======== Source material
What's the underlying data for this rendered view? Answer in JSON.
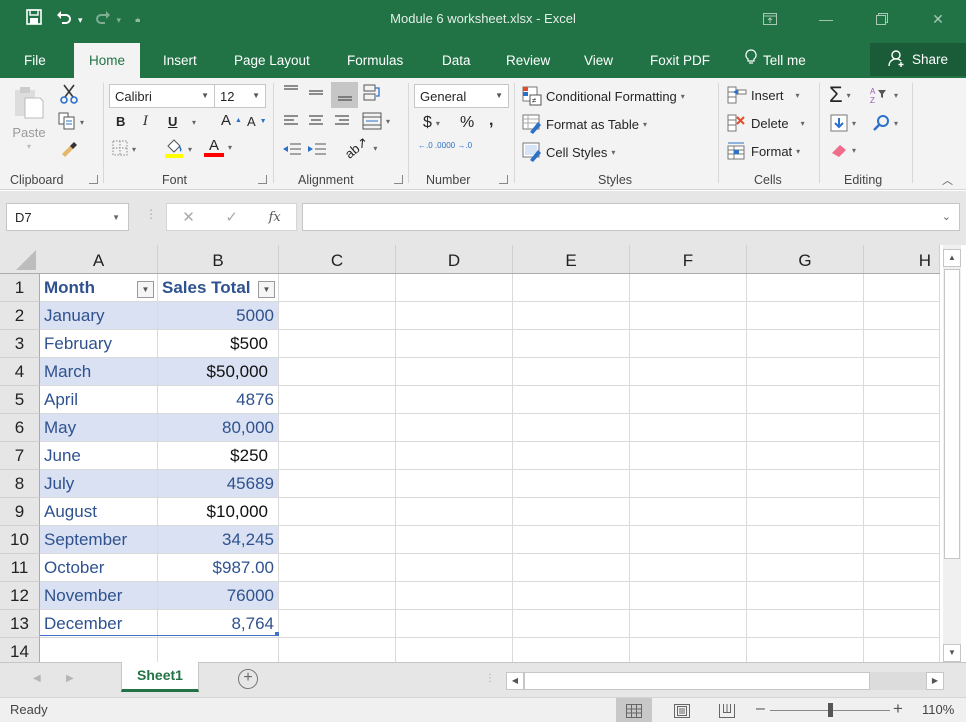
{
  "window": {
    "title": "Module 6 worksheet.xlsx  -  Excel",
    "controls": [
      "ribbon-display-options",
      "minimize",
      "restore",
      "close"
    ]
  },
  "quick_access": {
    "save_icon": "save-icon",
    "undo_icon": "undo-icon",
    "redo_icon": "redo-icon",
    "customize_icon": "customize-qat-icon"
  },
  "tabs": {
    "items": [
      "File",
      "Home",
      "Insert",
      "Page Layout",
      "Formulas",
      "Data",
      "Review",
      "View",
      "Foxit PDF"
    ],
    "active": "Home",
    "tell_me": "Tell me",
    "share": "Share"
  },
  "ribbon": {
    "clipboard": {
      "label": "Clipboard",
      "paste": "Paste"
    },
    "font": {
      "label": "Font",
      "font_name": "Calibri",
      "font_size": "12",
      "bold": "B",
      "italic": "I",
      "underline": "U",
      "grow": "A",
      "shrink": "A",
      "font_color": "A"
    },
    "alignment": {
      "label": "Alignment"
    },
    "number": {
      "label": "Number",
      "format": "General",
      "currency": "$",
      "percent": "%",
      "comma": ",",
      "inc_decimal": "←.0 .00",
      "dec_decimal": ".00 →.0"
    },
    "styles": {
      "label": "Styles",
      "conditional_formatting": "Conditional Formatting",
      "format_as_table": "Format as Table",
      "cell_styles": "Cell Styles"
    },
    "cells": {
      "label": "Cells",
      "insert": "Insert",
      "delete": "Delete",
      "format": "Format"
    },
    "editing": {
      "label": "Editing",
      "autosum": "Σ"
    }
  },
  "formula_bar": {
    "name_box": "D7",
    "cancel": "✕",
    "enter": "✓",
    "fx": "fx",
    "value": ""
  },
  "sheet": {
    "columns": [
      "A",
      "B",
      "C",
      "D",
      "E",
      "F",
      "G",
      "H"
    ],
    "rows": [
      "1",
      "2",
      "3",
      "4",
      "5",
      "6",
      "7",
      "8",
      "9",
      "10",
      "11",
      "12",
      "13",
      "14"
    ],
    "table_headers": [
      "Month",
      "Sales Total"
    ],
    "table_rows": [
      {
        "month": "January",
        "sales": "5000",
        "sales_black": false
      },
      {
        "month": "February",
        "sales": "$500",
        "sales_black": true
      },
      {
        "month": "March",
        "sales": "$50,000",
        "sales_black": true
      },
      {
        "month": "April",
        "sales": "4876",
        "sales_black": false
      },
      {
        "month": "May",
        "sales": "80,000",
        "sales_black": false
      },
      {
        "month": "June",
        "sales": "$250",
        "sales_black": true
      },
      {
        "month": "July",
        "sales": "45689",
        "sales_black": false
      },
      {
        "month": "August",
        "sales": "$10,000",
        "sales_black": true
      },
      {
        "month": "September",
        "sales": "34,245",
        "sales_black": false
      },
      {
        "month": "October",
        "sales": "$987.00",
        "sales_black": false
      },
      {
        "month": "November",
        "sales": "76000",
        "sales_black": false
      },
      {
        "month": "December",
        "sales": "8,764",
        "sales_black": false
      }
    ],
    "selected_cell": "D7"
  },
  "sheet_tabs": {
    "items": [
      "Sheet1"
    ],
    "active": "Sheet1",
    "add_label": "+"
  },
  "status_bar": {
    "status": "Ready",
    "zoom": "110%",
    "zoom_percent": 110,
    "views": [
      "Normal",
      "Page Layout",
      "Page Break Preview"
    ],
    "active_view": "Normal"
  },
  "colors": {
    "excel_green": "#217346",
    "table_band": "#d9e1f2",
    "table_text": "#2f528f",
    "table_border": "#4472c4"
  }
}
================
What is expected —
Transcribe all the records above word for word, without their images.

Solution below —
What's the underlying data for this rendered view? Answer in JSON.
{
  "window": {
    "title": "Module 6 worksheet.xlsx  -  Excel",
    "controls": [
      "ribbon-display-options",
      "minimize",
      "restore",
      "close"
    ]
  },
  "quick_access": {
    "save_icon": "save-icon",
    "undo_icon": "undo-icon",
    "redo_icon": "redo-icon",
    "customize_icon": "customize-qat-icon"
  },
  "tabs": {
    "items": [
      "File",
      "Home",
      "Insert",
      "Page Layout",
      "Formulas",
      "Data",
      "Review",
      "View",
      "Foxit PDF"
    ],
    "active": "Home",
    "tell_me": "Tell me",
    "share": "Share"
  },
  "ribbon": {
    "clipboard": {
      "label": "Clipboard",
      "paste": "Paste"
    },
    "font": {
      "label": "Font",
      "font_name": "Calibri",
      "font_size": "12",
      "bold": "B",
      "italic": "I",
      "underline": "U",
      "grow": "A",
      "shrink": "A",
      "font_color": "A"
    },
    "alignment": {
      "label": "Alignment"
    },
    "number": {
      "label": "Number",
      "format": "General",
      "currency": "$",
      "percent": "%",
      "comma": ",",
      "inc_decimal": "←.0 .00",
      "dec_decimal": ".00 →.0"
    },
    "styles": {
      "label": "Styles",
      "conditional_formatting": "Conditional Formatting",
      "format_as_table": "Format as Table",
      "cell_styles": "Cell Styles"
    },
    "cells": {
      "label": "Cells",
      "insert": "Insert",
      "delete": "Delete",
      "format": "Format"
    },
    "editing": {
      "label": "Editing",
      "autosum": "Σ"
    }
  },
  "formula_bar": {
    "name_box": "D7",
    "cancel": "✕",
    "enter": "✓",
    "fx": "fx",
    "value": ""
  },
  "sheet": {
    "columns": [
      "A",
      "B",
      "C",
      "D",
      "E",
      "F",
      "G",
      "H"
    ],
    "rows": [
      "1",
      "2",
      "3",
      "4",
      "5",
      "6",
      "7",
      "8",
      "9",
      "10",
      "11",
      "12",
      "13",
      "14"
    ],
    "table_headers": [
      "Month",
      "Sales Total"
    ],
    "table_rows": [
      {
        "month": "January",
        "sales": "5000",
        "sales_black": false
      },
      {
        "month": "February",
        "sales": "$500",
        "sales_black": true
      },
      {
        "month": "March",
        "sales": "$50,000",
        "sales_black": true
      },
      {
        "month": "April",
        "sales": "4876",
        "sales_black": false
      },
      {
        "month": "May",
        "sales": "80,000",
        "sales_black": false
      },
      {
        "month": "June",
        "sales": "$250",
        "sales_black": true
      },
      {
        "month": "July",
        "sales": "45689",
        "sales_black": false
      },
      {
        "month": "August",
        "sales": "$10,000",
        "sales_black": true
      },
      {
        "month": "September",
        "sales": "34,245",
        "sales_black": false
      },
      {
        "month": "October",
        "sales": "$987.00",
        "sales_black": false
      },
      {
        "month": "November",
        "sales": "76000",
        "sales_black": false
      },
      {
        "month": "December",
        "sales": "8,764",
        "sales_black": false
      }
    ],
    "selected_cell": "D7"
  },
  "sheet_tabs": {
    "items": [
      "Sheet1"
    ],
    "active": "Sheet1",
    "add_label": "+"
  },
  "status_bar": {
    "status": "Ready",
    "zoom": "110%",
    "zoom_percent": 110,
    "views": [
      "Normal",
      "Page Layout",
      "Page Break Preview"
    ],
    "active_view": "Normal"
  },
  "colors": {
    "excel_green": "#217346",
    "table_band": "#d9e1f2",
    "table_text": "#2f528f",
    "table_border": "#4472c4"
  }
}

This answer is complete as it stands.